[BEGIN Available data]
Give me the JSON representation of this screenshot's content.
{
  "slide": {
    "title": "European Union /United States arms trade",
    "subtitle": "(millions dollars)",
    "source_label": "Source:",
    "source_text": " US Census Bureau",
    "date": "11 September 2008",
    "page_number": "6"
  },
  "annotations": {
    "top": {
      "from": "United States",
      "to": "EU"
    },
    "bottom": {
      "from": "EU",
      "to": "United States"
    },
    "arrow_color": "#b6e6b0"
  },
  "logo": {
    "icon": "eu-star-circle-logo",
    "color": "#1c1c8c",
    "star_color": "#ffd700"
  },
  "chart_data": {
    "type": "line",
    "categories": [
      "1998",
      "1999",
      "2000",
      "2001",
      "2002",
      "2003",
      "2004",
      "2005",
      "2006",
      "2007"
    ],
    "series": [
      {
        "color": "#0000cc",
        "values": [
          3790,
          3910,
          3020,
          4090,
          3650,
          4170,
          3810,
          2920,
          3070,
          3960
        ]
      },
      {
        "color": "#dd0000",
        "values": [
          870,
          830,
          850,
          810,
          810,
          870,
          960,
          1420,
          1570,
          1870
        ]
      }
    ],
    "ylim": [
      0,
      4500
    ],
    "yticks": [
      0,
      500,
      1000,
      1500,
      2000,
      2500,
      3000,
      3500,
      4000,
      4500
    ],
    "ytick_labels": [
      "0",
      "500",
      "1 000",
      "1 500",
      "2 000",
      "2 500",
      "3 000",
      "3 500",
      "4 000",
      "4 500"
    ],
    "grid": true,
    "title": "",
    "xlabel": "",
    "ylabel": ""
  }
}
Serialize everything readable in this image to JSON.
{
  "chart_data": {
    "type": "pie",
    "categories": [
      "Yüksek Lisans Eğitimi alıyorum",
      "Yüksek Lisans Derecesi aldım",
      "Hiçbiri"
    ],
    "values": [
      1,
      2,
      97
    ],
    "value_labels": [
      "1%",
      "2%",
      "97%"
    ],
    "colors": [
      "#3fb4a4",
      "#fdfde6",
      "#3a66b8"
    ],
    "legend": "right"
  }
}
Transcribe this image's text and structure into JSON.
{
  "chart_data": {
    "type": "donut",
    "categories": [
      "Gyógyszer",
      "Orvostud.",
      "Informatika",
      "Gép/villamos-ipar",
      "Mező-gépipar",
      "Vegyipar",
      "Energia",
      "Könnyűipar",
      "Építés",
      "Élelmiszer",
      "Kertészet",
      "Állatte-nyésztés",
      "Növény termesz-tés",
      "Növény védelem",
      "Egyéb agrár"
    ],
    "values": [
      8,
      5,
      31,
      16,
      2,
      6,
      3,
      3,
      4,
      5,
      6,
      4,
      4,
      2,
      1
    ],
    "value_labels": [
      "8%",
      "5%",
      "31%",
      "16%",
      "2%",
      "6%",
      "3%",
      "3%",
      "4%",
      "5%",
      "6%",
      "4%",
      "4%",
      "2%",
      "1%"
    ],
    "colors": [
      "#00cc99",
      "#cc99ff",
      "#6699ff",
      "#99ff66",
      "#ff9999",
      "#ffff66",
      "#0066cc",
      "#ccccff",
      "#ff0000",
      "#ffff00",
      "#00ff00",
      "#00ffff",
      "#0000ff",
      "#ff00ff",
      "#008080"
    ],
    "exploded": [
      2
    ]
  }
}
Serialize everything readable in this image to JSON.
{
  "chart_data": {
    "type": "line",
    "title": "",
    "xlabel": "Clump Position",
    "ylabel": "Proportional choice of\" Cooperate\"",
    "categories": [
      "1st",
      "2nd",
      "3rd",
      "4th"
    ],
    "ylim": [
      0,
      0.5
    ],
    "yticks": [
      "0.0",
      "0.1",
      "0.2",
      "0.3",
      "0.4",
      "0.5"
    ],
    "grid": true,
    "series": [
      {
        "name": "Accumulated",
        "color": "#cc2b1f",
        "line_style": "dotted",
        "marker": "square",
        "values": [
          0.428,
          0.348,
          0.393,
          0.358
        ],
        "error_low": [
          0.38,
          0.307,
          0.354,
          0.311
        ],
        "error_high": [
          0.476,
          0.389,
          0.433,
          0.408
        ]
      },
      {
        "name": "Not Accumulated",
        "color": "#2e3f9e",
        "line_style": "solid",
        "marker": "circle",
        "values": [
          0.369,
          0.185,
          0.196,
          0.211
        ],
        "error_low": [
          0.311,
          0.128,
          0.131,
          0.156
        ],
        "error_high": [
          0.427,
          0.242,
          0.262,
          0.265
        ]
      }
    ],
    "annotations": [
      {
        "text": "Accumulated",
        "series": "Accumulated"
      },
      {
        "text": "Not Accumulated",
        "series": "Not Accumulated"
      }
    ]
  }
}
[END Available data]
▸ To be done
Report all lines of the data that include the word "series".

▸ Right answer
    "series": [
    "series": [
        "series": "Accumulated"
        "series": "Not Accumulated"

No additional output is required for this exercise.